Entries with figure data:
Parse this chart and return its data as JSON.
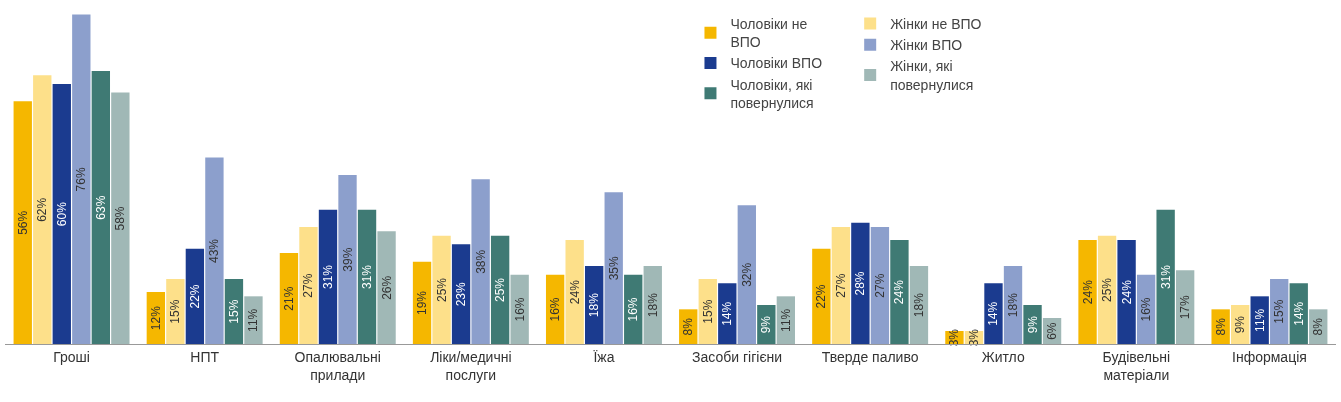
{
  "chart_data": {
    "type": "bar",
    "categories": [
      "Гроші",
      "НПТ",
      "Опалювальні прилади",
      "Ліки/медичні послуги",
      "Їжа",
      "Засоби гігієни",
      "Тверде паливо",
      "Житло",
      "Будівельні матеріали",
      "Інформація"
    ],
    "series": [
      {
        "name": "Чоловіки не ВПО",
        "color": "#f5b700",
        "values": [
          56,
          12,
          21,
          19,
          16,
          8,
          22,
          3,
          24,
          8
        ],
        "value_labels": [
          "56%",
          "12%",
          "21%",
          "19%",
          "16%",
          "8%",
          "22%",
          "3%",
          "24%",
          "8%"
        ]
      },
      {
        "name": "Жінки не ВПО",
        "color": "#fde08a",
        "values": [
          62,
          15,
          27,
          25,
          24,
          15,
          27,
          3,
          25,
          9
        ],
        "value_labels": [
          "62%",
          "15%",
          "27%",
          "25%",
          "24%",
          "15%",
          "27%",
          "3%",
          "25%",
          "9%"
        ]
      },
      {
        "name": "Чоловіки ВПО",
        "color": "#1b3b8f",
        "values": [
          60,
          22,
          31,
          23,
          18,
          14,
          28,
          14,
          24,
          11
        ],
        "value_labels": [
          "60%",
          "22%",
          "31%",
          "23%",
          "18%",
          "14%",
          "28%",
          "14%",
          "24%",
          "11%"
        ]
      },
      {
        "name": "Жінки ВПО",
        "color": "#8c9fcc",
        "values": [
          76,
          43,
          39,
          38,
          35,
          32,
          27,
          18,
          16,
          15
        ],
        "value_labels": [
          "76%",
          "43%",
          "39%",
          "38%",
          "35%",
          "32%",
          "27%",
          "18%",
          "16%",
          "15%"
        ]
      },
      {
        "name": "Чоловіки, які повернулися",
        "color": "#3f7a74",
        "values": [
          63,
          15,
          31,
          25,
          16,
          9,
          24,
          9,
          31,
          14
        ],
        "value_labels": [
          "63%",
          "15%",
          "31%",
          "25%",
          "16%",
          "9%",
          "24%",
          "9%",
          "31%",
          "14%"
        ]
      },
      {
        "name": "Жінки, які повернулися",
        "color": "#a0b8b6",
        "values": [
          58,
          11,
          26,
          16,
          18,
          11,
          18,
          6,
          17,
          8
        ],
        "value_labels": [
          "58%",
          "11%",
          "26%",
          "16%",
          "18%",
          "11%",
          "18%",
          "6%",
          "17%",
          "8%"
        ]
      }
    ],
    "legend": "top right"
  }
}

* * *

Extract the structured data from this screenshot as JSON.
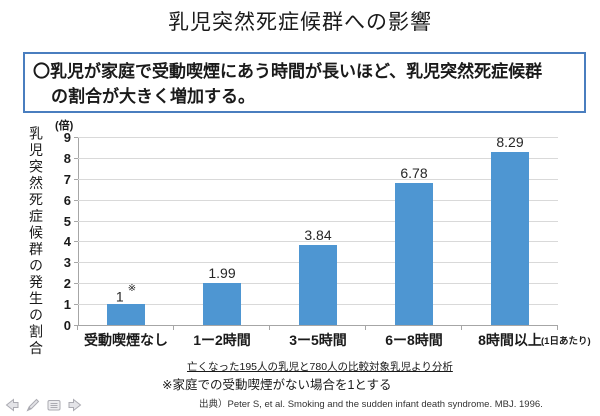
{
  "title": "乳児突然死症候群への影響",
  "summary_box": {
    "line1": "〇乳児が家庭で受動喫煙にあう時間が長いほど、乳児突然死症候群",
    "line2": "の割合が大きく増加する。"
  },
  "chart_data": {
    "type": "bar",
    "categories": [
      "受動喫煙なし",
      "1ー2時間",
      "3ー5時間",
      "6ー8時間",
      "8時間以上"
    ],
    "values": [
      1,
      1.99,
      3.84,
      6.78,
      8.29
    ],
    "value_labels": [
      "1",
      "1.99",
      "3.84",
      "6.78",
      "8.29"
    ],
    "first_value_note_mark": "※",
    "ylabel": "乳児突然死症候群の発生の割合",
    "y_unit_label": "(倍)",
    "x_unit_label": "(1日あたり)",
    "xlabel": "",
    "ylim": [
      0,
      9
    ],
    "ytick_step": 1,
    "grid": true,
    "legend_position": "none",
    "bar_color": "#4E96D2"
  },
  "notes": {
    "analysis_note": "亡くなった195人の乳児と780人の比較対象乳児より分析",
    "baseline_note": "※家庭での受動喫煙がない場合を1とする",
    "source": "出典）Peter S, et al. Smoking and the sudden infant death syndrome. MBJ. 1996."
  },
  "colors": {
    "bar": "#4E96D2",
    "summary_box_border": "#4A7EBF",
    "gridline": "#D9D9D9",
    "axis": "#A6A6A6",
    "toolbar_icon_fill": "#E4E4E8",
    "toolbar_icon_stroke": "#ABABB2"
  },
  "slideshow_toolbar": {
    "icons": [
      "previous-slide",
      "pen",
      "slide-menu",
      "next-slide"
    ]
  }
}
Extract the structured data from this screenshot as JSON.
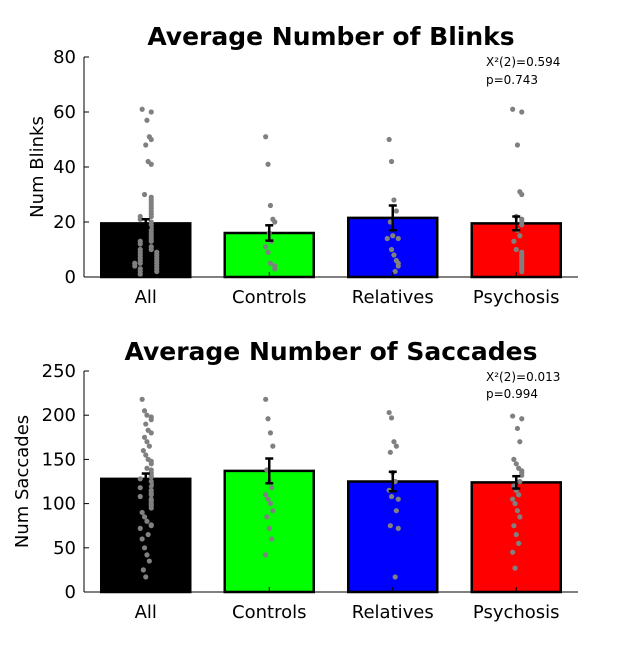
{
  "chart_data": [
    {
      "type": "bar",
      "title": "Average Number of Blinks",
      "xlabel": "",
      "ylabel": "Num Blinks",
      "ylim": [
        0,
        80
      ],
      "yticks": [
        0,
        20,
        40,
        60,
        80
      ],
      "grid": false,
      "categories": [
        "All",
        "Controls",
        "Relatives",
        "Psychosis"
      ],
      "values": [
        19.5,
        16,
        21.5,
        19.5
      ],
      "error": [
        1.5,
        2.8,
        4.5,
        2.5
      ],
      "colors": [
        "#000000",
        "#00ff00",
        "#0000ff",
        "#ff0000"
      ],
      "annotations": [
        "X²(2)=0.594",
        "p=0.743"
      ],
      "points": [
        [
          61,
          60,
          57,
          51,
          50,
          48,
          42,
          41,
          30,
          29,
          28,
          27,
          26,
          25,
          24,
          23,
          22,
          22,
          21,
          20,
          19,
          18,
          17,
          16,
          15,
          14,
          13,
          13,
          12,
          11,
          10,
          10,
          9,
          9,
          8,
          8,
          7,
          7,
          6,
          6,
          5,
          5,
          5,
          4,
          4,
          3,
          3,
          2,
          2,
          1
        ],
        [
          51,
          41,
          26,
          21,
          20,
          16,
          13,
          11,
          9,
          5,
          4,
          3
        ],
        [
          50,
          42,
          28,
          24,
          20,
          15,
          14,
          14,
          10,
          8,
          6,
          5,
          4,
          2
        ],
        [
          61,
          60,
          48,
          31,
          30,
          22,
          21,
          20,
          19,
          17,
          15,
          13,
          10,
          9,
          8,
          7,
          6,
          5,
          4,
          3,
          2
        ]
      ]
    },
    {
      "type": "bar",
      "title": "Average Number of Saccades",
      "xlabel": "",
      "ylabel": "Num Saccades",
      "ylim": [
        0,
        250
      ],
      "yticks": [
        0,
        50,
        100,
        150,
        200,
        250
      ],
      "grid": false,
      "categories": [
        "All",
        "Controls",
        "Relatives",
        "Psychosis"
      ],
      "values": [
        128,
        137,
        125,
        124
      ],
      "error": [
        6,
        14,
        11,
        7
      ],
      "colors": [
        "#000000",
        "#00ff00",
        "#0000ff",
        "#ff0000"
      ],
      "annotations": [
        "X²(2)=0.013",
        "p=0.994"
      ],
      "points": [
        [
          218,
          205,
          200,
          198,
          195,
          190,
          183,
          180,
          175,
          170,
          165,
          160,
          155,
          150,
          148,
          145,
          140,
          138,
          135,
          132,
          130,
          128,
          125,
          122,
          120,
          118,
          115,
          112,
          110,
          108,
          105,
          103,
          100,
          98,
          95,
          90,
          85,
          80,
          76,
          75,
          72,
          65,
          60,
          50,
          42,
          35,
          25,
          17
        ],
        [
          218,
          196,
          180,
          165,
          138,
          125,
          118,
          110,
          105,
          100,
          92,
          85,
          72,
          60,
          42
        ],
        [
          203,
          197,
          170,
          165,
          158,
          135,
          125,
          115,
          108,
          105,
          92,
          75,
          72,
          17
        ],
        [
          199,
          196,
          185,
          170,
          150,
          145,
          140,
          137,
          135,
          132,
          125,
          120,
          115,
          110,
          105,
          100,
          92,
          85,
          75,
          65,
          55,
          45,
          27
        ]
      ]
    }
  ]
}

### Short problem
Return each line of the data that contains the string "Жінки".

### The completed task
        "name": "Жінки не ВПО",
        "name": "Жінки ВПО",
        "name": "Жінки, які повернулися",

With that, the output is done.